(Records excerpted from a collection)
######

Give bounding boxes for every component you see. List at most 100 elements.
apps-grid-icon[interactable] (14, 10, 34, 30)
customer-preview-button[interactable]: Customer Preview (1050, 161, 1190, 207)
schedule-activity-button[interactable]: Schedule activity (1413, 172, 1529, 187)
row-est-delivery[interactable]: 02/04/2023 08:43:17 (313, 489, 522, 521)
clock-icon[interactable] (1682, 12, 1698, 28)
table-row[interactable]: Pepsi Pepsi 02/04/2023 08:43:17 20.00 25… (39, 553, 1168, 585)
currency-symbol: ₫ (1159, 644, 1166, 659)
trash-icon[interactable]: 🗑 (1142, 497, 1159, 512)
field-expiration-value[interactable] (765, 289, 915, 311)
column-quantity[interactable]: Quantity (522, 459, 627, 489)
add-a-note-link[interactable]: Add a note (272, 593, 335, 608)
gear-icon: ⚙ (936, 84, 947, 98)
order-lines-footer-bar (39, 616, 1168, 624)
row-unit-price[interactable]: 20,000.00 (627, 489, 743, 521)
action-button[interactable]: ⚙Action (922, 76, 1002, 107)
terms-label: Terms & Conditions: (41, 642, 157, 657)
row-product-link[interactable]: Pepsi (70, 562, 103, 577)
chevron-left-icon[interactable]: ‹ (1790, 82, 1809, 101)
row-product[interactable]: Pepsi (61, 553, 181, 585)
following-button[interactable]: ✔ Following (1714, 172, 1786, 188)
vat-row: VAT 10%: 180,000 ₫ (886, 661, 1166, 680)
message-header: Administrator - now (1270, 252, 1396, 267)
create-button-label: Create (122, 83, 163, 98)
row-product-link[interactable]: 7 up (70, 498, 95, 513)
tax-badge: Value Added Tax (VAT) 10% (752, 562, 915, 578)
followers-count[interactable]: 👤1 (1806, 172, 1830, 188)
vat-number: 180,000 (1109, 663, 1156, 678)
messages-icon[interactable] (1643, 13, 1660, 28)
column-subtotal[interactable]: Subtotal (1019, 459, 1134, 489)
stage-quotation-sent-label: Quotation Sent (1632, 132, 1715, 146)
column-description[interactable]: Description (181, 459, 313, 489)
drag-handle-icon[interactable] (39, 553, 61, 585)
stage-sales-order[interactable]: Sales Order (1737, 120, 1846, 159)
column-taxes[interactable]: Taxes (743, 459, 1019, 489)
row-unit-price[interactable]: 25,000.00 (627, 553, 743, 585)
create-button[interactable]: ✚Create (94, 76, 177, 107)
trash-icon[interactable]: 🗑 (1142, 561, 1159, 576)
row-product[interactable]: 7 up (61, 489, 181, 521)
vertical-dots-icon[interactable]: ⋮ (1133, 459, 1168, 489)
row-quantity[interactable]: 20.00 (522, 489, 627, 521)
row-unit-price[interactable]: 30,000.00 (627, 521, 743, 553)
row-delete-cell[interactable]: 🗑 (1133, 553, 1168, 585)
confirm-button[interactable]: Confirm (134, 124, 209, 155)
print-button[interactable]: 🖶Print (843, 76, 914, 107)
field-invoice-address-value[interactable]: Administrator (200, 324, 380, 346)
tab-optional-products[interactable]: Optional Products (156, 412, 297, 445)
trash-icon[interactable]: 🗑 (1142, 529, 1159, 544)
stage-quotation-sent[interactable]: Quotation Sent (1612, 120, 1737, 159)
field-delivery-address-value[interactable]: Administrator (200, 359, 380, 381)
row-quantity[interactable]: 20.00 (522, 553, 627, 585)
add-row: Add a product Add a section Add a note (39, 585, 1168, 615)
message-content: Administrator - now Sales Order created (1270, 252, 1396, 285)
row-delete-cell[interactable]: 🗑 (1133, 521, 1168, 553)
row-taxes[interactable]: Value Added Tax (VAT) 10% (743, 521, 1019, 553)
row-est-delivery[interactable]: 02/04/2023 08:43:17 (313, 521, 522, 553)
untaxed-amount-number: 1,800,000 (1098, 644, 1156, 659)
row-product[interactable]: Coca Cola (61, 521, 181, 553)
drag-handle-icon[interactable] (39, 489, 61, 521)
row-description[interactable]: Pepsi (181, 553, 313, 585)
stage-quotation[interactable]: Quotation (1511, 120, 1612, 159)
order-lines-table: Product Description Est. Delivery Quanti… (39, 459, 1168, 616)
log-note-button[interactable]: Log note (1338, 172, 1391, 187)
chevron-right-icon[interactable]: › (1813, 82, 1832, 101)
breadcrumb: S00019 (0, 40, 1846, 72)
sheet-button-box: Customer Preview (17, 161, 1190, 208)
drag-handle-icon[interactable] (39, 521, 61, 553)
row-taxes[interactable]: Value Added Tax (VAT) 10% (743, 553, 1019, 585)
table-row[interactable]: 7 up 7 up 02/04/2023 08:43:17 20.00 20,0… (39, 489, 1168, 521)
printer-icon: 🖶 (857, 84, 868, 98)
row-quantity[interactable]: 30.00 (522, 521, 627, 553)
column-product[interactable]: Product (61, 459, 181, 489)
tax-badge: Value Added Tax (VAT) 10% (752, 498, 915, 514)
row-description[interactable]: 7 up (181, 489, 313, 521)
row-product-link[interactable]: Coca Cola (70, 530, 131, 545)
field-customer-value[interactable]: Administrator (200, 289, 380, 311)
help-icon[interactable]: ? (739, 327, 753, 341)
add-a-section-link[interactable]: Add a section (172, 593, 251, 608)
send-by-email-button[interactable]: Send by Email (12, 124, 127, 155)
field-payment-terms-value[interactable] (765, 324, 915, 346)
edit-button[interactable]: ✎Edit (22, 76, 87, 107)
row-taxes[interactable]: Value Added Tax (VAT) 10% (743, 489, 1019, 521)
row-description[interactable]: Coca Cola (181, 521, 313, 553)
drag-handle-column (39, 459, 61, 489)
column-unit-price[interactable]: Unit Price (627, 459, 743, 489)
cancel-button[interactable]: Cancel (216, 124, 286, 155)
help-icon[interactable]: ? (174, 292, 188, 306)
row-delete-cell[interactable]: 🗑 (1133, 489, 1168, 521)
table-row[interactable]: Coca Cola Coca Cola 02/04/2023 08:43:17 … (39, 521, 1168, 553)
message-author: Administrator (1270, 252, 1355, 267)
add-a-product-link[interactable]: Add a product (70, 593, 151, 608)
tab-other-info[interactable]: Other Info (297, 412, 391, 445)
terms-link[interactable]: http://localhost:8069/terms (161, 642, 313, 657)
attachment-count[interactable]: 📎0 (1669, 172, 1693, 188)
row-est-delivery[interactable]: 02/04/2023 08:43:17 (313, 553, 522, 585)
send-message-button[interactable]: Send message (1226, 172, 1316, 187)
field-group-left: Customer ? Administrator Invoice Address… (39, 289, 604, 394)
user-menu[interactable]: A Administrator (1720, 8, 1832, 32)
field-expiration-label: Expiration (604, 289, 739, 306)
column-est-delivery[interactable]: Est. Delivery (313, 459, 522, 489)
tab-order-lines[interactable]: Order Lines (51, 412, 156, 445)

######

Rewrite the listing from its first line through the line containing "row-product-link[interactable]: 7 up", inclusive, as a numbered list, leaving out any blank lines.

1. Give bounding boxes for every component you see. List at most 100 elements.
2. apps-grid-icon[interactable] (14, 10, 34, 30)
3. customer-preview-button[interactable]: Customer Preview (1050, 161, 1190, 207)
4. schedule-activity-button[interactable]: Schedule activity (1413, 172, 1529, 187)
5. row-est-delivery[interactable]: 02/04/2023 08:43:17 (313, 489, 522, 521)
6. clock-icon[interactable] (1682, 12, 1698, 28)
7. table-row[interactable]: Pepsi Pepsi 02/04/2023 08:43:17 20.00 25… (39, 553, 1168, 585)
8. currency-symbol: ₫ (1159, 644, 1166, 659)
9. trash-icon[interactable]: 🗑 (1142, 497, 1159, 512)
10. field-expiration-value[interactable] (765, 289, 915, 311)
11. column-quantity[interactable]: Quantity (522, 459, 627, 489)
12. add-a-note-link[interactable]: Add a note (272, 593, 335, 608)
13. gear-icon: ⚙ (936, 84, 947, 98)
14. order-lines-footer-bar (39, 616, 1168, 624)
15. row-unit-price[interactable]: 20,000.00 (627, 489, 743, 521)
16. action-button[interactable]: ⚙Action (922, 76, 1002, 107)
17. terms-label: Terms & Conditions: (41, 642, 157, 657)
18. row-product-link[interactable]: Pepsi (70, 562, 103, 577)
19. chevron-left-icon[interactable]: ‹ (1790, 82, 1809, 101)
20. row-product[interactable]: Pepsi (61, 553, 181, 585)
21. following-button[interactable]: ✔ Following (1714, 172, 1786, 188)
22. vat-row: VAT 10%: 180,000 ₫ (886, 661, 1166, 680)
23. message-header: Administrator - now (1270, 252, 1396, 267)
24. create-button-label: Create (122, 83, 163, 98)
25. row-product-link[interactable]: 7 up (70, 498, 95, 513)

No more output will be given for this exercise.